··· Record excerpts

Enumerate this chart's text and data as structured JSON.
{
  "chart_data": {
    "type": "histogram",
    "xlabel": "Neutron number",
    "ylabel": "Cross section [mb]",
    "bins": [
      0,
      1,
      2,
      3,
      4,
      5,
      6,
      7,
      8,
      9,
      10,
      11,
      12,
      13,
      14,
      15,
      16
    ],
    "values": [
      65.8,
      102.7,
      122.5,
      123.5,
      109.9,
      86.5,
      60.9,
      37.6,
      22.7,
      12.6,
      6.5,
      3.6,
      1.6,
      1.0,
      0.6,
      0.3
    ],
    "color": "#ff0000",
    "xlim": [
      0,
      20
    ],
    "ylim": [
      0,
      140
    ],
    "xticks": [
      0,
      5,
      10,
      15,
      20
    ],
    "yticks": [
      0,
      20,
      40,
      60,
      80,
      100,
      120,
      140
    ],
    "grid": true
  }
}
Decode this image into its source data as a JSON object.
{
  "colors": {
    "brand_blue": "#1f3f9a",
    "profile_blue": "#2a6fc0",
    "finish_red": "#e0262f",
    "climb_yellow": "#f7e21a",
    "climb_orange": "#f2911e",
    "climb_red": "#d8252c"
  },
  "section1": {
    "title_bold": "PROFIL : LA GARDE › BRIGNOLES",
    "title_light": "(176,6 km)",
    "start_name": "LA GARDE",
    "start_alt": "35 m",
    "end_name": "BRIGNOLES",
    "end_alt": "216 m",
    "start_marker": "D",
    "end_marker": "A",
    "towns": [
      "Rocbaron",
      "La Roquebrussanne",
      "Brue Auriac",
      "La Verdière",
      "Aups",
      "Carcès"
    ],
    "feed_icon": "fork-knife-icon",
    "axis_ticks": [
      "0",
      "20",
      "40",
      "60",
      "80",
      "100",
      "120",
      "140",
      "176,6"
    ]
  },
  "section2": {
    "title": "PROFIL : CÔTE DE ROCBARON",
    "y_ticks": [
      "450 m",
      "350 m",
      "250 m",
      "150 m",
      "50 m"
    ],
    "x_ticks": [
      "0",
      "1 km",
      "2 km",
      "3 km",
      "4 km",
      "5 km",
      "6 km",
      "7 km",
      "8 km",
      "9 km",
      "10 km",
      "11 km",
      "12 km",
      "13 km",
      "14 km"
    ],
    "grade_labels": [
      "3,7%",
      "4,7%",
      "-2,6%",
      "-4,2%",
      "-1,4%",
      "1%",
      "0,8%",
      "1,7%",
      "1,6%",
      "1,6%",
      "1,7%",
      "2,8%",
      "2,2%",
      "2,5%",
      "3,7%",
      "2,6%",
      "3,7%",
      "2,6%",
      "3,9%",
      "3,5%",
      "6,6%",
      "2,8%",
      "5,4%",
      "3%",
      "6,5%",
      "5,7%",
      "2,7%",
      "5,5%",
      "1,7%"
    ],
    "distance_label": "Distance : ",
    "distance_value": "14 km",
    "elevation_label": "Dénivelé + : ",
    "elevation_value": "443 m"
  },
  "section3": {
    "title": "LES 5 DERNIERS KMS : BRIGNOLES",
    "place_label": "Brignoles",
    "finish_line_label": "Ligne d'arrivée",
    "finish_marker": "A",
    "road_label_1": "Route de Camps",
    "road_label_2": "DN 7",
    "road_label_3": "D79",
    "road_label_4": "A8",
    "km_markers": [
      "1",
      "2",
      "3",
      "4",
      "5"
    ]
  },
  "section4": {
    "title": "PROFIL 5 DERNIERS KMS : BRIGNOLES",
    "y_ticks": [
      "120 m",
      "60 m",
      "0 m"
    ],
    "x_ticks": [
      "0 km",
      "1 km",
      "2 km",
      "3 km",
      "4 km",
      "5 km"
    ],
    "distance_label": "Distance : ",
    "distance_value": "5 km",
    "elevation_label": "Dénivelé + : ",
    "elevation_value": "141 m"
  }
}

······

- **Aim**
Answer only with how many lines in the records include "GARDE".

- **Solution**
2